* DATASET RECORDS:

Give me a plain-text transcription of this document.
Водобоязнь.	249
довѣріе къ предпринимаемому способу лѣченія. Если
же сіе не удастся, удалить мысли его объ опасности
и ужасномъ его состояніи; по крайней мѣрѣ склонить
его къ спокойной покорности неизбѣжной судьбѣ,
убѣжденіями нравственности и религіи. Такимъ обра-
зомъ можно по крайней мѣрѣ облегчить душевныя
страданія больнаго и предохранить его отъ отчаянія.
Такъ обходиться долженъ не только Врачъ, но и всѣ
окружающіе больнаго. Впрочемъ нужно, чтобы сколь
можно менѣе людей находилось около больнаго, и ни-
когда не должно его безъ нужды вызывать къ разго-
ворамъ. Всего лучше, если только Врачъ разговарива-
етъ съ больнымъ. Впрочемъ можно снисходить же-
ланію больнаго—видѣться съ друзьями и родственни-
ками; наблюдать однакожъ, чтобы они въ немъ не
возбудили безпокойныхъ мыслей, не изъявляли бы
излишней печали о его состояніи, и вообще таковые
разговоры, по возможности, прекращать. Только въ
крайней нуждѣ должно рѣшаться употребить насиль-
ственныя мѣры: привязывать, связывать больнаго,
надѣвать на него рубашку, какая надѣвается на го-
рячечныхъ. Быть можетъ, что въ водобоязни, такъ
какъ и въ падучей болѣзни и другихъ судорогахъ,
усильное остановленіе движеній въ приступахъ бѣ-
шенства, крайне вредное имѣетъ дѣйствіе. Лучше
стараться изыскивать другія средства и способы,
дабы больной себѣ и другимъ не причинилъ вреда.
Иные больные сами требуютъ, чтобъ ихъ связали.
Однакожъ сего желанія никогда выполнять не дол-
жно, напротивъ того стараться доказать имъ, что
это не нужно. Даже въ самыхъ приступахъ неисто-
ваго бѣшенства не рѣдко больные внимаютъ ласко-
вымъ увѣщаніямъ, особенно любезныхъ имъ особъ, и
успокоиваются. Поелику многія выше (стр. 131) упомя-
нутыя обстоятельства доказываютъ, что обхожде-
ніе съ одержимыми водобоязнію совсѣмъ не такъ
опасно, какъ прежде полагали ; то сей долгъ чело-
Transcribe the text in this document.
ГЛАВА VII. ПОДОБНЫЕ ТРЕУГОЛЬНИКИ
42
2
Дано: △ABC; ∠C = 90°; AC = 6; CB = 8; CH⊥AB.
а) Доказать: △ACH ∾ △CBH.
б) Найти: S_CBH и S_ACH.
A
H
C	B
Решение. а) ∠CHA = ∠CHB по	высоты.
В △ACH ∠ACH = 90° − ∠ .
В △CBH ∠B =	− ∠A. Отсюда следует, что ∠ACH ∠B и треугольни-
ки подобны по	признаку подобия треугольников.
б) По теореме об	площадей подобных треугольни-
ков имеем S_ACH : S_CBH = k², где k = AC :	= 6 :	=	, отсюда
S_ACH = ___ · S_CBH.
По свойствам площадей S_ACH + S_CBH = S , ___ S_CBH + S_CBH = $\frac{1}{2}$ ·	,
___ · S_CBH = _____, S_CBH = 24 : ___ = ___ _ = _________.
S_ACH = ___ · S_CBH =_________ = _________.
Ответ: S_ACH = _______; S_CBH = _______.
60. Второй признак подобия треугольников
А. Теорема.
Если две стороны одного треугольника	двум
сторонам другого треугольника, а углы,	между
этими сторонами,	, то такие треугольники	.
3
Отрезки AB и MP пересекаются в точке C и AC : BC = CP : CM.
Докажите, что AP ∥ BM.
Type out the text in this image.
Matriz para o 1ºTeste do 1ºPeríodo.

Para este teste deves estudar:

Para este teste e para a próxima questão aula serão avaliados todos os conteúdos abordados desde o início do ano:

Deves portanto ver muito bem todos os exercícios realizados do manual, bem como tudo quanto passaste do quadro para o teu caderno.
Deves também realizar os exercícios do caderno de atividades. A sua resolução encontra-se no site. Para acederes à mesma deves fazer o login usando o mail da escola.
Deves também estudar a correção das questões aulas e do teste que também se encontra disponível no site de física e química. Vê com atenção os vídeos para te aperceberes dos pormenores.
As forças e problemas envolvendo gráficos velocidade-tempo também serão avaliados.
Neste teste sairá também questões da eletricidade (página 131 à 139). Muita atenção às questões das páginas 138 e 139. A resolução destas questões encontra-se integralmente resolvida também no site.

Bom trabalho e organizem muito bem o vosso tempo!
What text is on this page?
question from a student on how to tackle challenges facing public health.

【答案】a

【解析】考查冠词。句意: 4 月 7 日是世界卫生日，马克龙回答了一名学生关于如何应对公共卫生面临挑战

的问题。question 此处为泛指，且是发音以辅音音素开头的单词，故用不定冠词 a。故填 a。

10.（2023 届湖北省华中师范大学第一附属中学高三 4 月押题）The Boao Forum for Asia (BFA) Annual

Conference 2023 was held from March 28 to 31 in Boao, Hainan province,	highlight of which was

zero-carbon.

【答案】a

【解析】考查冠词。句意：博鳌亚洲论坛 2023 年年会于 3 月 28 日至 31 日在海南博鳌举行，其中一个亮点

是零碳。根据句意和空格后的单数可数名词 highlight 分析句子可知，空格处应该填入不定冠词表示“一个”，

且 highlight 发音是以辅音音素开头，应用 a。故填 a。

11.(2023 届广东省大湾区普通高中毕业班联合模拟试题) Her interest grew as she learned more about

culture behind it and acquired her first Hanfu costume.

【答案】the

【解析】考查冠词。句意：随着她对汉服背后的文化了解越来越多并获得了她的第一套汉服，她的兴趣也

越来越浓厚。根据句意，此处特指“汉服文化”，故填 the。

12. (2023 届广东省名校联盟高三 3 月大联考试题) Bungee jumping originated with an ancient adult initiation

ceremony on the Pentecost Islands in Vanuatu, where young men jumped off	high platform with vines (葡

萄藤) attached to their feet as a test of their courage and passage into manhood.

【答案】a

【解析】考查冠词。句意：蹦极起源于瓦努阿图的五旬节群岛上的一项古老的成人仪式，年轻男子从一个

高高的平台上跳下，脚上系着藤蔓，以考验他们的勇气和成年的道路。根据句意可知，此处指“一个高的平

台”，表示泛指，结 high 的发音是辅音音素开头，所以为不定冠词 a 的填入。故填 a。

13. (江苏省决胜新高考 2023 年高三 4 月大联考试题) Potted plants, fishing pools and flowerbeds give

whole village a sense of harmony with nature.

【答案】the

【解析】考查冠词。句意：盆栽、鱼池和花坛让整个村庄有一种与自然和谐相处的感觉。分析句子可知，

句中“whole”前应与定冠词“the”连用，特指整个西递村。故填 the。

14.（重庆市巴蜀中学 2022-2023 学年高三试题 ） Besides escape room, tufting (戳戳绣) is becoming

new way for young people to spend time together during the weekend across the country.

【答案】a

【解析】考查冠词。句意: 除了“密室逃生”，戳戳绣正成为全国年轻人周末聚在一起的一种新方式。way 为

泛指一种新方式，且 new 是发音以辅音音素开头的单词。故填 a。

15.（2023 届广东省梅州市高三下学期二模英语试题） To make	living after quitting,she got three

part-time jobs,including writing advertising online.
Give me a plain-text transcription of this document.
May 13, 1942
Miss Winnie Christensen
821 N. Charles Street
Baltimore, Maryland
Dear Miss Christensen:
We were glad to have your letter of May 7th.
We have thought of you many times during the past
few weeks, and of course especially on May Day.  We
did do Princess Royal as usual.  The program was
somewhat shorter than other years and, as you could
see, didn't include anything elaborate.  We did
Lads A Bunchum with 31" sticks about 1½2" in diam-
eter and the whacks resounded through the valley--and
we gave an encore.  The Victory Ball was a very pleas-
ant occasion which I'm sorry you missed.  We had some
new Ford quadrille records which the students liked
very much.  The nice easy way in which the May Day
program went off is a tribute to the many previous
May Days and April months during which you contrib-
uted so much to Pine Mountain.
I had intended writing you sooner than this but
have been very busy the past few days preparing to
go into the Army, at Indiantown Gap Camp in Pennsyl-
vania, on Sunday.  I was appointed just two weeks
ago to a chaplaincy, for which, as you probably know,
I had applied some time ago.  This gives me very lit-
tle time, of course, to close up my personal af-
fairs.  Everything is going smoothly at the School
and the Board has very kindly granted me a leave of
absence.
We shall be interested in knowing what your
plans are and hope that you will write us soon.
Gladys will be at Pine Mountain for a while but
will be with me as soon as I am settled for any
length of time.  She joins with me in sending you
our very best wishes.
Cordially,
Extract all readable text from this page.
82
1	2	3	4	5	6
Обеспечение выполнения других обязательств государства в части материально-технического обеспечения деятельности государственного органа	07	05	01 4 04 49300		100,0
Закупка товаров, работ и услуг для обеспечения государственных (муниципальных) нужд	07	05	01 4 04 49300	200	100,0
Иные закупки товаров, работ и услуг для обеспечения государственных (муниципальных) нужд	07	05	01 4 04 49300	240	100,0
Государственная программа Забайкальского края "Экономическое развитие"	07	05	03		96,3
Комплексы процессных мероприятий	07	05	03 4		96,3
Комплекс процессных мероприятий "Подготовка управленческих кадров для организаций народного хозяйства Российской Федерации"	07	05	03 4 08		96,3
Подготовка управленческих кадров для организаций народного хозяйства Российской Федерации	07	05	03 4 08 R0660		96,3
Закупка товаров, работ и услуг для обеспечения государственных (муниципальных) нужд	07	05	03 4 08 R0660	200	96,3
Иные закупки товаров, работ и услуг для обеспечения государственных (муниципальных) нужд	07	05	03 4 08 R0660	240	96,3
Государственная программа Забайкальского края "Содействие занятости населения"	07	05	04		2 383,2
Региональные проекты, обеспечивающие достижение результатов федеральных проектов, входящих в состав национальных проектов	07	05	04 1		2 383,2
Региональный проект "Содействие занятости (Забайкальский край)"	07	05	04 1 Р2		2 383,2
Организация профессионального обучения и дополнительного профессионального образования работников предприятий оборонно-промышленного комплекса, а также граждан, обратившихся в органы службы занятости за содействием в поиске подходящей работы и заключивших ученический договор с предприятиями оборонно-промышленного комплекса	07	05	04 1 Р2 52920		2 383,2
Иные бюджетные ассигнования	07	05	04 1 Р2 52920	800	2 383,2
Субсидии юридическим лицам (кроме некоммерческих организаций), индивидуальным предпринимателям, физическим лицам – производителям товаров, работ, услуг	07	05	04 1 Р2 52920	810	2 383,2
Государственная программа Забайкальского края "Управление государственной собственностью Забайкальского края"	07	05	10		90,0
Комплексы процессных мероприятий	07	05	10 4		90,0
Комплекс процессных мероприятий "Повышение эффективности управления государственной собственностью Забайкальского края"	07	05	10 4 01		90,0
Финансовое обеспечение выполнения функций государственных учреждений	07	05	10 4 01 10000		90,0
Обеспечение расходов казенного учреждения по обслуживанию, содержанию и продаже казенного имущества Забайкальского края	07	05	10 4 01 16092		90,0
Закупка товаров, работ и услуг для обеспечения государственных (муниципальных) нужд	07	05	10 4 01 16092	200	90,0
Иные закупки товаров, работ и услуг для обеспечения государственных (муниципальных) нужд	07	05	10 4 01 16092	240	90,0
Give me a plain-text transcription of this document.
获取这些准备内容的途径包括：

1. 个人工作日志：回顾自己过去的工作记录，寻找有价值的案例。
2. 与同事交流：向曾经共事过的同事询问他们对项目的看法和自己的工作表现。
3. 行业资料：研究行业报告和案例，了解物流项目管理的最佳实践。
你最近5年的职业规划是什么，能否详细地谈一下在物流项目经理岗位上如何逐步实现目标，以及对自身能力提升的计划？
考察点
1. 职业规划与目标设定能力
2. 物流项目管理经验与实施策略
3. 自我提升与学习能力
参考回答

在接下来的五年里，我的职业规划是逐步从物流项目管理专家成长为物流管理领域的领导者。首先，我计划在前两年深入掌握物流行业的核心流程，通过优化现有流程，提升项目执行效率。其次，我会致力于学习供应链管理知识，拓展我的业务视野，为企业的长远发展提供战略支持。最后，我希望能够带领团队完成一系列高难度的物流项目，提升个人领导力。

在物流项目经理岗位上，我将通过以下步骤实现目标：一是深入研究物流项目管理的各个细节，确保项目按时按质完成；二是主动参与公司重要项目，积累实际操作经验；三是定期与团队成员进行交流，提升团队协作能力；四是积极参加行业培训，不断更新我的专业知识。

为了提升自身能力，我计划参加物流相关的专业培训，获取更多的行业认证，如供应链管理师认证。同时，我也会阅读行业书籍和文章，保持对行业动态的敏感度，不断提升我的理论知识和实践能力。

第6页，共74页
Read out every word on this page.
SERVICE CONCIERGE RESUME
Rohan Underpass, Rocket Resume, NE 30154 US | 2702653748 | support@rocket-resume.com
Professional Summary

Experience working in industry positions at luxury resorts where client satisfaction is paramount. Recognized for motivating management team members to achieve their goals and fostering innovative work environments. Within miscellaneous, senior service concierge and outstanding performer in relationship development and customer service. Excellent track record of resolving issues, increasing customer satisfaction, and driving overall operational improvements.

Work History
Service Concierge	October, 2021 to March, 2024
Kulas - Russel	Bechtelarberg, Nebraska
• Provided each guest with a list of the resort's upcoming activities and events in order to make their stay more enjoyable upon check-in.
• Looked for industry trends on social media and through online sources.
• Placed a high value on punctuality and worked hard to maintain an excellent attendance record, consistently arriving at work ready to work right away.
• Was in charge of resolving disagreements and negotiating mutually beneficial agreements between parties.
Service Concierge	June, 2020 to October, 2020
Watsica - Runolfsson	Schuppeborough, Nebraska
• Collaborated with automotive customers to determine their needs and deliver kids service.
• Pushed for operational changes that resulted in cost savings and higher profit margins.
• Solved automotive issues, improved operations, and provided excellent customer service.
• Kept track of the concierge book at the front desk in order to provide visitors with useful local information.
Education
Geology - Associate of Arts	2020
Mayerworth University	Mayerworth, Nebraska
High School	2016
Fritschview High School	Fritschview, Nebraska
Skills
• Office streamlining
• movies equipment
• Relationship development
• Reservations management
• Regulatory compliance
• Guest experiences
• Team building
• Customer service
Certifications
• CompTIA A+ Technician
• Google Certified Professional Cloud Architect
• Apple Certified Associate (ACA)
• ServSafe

* PROBLEM DESCRIPTION:
Return every line in the listing that contains the word "track".

* SOLUTION:
Experience working in industry positions at luxury resorts where client satisfaction is paramount. Recognized for motivating management team members to achieve their goals and fostering innovative work environments. Within miscellaneous, senior service concierge and outstanding performer in relationship development and customer service. Excellent track record of resolving issues, increasing customer satisfaction, and driving overall operational improvements.
• Kept track of the concierge book at the front desk in order to provide visitors with useful local information.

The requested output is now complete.